WHAT IS BEING ASKED: Every record that follows must be duplicated exactly, with images left out.

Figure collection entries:
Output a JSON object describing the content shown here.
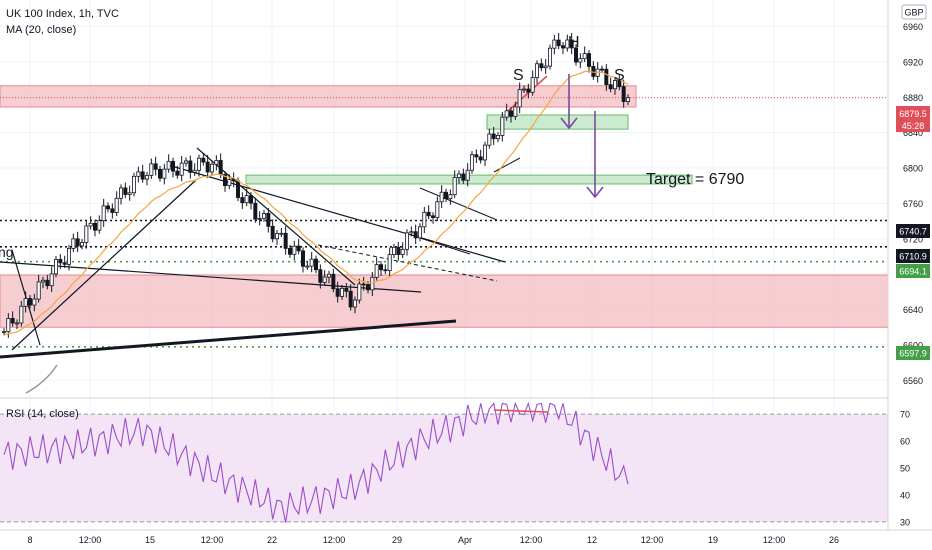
{
  "header": {
    "symbol_label": "UK 100 Index, 1h, TVC",
    "ma_label": "MA (20, close)",
    "currency_label": "GBP",
    "rsi_label": "RSI (14, close)"
  },
  "price_axis": {
    "min": 6540,
    "max": 6990,
    "ticks": [
      "6960",
      "6920",
      "6880",
      "6840",
      "6800",
      "6760",
      "6720",
      "6680",
      "6640",
      "6600",
      "6560"
    ],
    "tick_values": [
      6960,
      6920,
      6880,
      6840,
      6800,
      6760,
      6720,
      6680,
      6640,
      6600,
      6560
    ]
  },
  "rsi_axis": {
    "min": 27,
    "max": 76,
    "ticks": [
      "70",
      "60",
      "50",
      "40",
      "30"
    ],
    "tick_values": [
      70,
      60,
      50,
      40,
      30
    ],
    "upper_band": 70,
    "lower_band": 30
  },
  "time_axis": {
    "labels": [
      "8",
      "12:00",
      "15",
      "12:00",
      "22",
      "12:00",
      "29",
      "Apr",
      "12:00",
      "12",
      "12:00",
      "19",
      "12:00",
      "26"
    ]
  },
  "badges": {
    "current_price": "6879.5",
    "countdown": "45:28",
    "level_1": "6740.7",
    "level_2": "6710.9",
    "level_3": "6694.1",
    "level_4": "6597.9"
  },
  "levels": {
    "current_price": 6879.5,
    "level_1": 6740.7,
    "level_2": 6710.9,
    "level_3": 6694.1,
    "level_4": 6597.9
  },
  "annotations": {
    "left_shoulder": "S",
    "head": "H",
    "right_shoulder": "S",
    "target": "Target = 6790",
    "cut_label": "ng"
  },
  "zones": {
    "upper_resistance": [
      6869,
      6893
    ],
    "head_box": [
      6844,
      6860
    ],
    "target_box": [
      6782,
      6792
    ],
    "lower_resistance": [
      6620,
      6679
    ]
  },
  "colors": {
    "price_line": "#5d5d5d",
    "ma_line": "#f5a543",
    "resistance_fill": "#f2b8bc",
    "support_fill": "#b9e3bd",
    "rsi_line": "#9c4dcc",
    "rsi_band_fill": "#f3e5f5",
    "arrow": "#7b4a9c",
    "badge_dark": "#131722",
    "badge_green": "#43a047",
    "badge_red": "#e04f57"
  },
  "chart_data": {
    "type": "line",
    "x": [
      "8",
      "12:00",
      "15",
      "12:00",
      "22",
      "12:00",
      "29",
      "Apr",
      "12:00",
      "12"
    ],
    "series": [
      {
        "values": [
          6615,
          6712,
          6795,
          6805,
          6718,
          6650,
          6735,
          6830,
          6945,
          6879.5
        ]
      }
    ],
    "rsi_values": [
      55,
      58,
      64,
      48,
      35,
      42,
      60,
      72,
      73,
      44
    ],
    "ylim": [
      6540,
      6990
    ]
  }
}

FINAL ANSWER:
Output a JSON object describing the content shown here.
{
  "header": {
    "symbol_label": "UK 100 Index, 1h, TVC",
    "ma_label": "MA (20, close)",
    "currency_label": "GBP",
    "rsi_label": "RSI (14, close)"
  },
  "price_axis": {
    "min": 6540,
    "max": 6990,
    "ticks": [
      "6960",
      "6920",
      "6880",
      "6840",
      "6800",
      "6760",
      "6720",
      "6680",
      "6640",
      "6600",
      "6560"
    ],
    "tick_values": [
      6960,
      6920,
      6880,
      6840,
      6800,
      6760,
      6720,
      6680,
      6640,
      6600,
      6560
    ]
  },
  "rsi_axis": {
    "min": 27,
    "max": 76,
    "ticks": [
      "70",
      "60",
      "50",
      "40",
      "30"
    ],
    "tick_values": [
      70,
      60,
      50,
      40,
      30
    ],
    "upper_band": 70,
    "lower_band": 30
  },
  "time_axis": {
    "labels": [
      "8",
      "12:00",
      "15",
      "12:00",
      "22",
      "12:00",
      "29",
      "Apr",
      "12:00",
      "12",
      "12:00",
      "19",
      "12:00",
      "26"
    ]
  },
  "badges": {
    "current_price": "6879.5",
    "countdown": "45:28",
    "level_1": "6740.7",
    "level_2": "6710.9",
    "level_3": "6694.1",
    "level_4": "6597.9"
  },
  "levels": {
    "current_price": 6879.5,
    "level_1": 6740.7,
    "level_2": 6710.9,
    "level_3": 6694.1,
    "level_4": 6597.9
  },
  "annotations": {
    "left_shoulder": "S",
    "head": "H",
    "right_shoulder": "S",
    "target": "Target = 6790",
    "cut_label": "ng"
  },
  "zones": {
    "upper_resistance": [
      6869,
      6893
    ],
    "head_box": [
      6844,
      6860
    ],
    "target_box": [
      6782,
      6792
    ],
    "lower_resistance": [
      6620,
      6679
    ]
  },
  "colors": {
    "price_line": "#5d5d5d",
    "ma_line": "#f5a543",
    "resistance_fill": "#f2b8bc",
    "support_fill": "#b9e3bd",
    "rsi_line": "#9c4dcc",
    "rsi_band_fill": "#f3e5f5",
    "arrow": "#7b4a9c",
    "badge_dark": "#131722",
    "badge_green": "#43a047",
    "badge_red": "#e04f57"
  },
  "chart_data": {
    "type": "line",
    "x": [
      "8",
      "12:00",
      "15",
      "12:00",
      "22",
      "12:00",
      "29",
      "Apr",
      "12:00",
      "12"
    ],
    "series": [
      {
        "values": [
          6615,
          6712,
          6795,
          6805,
          6718,
          6650,
          6735,
          6830,
          6945,
          6879.5
        ]
      }
    ],
    "rsi_values": [
      55,
      58,
      64,
      48,
      35,
      42,
      60,
      72,
      73,
      44
    ],
    "ylim": [
      6540,
      6990
    ]
  }
}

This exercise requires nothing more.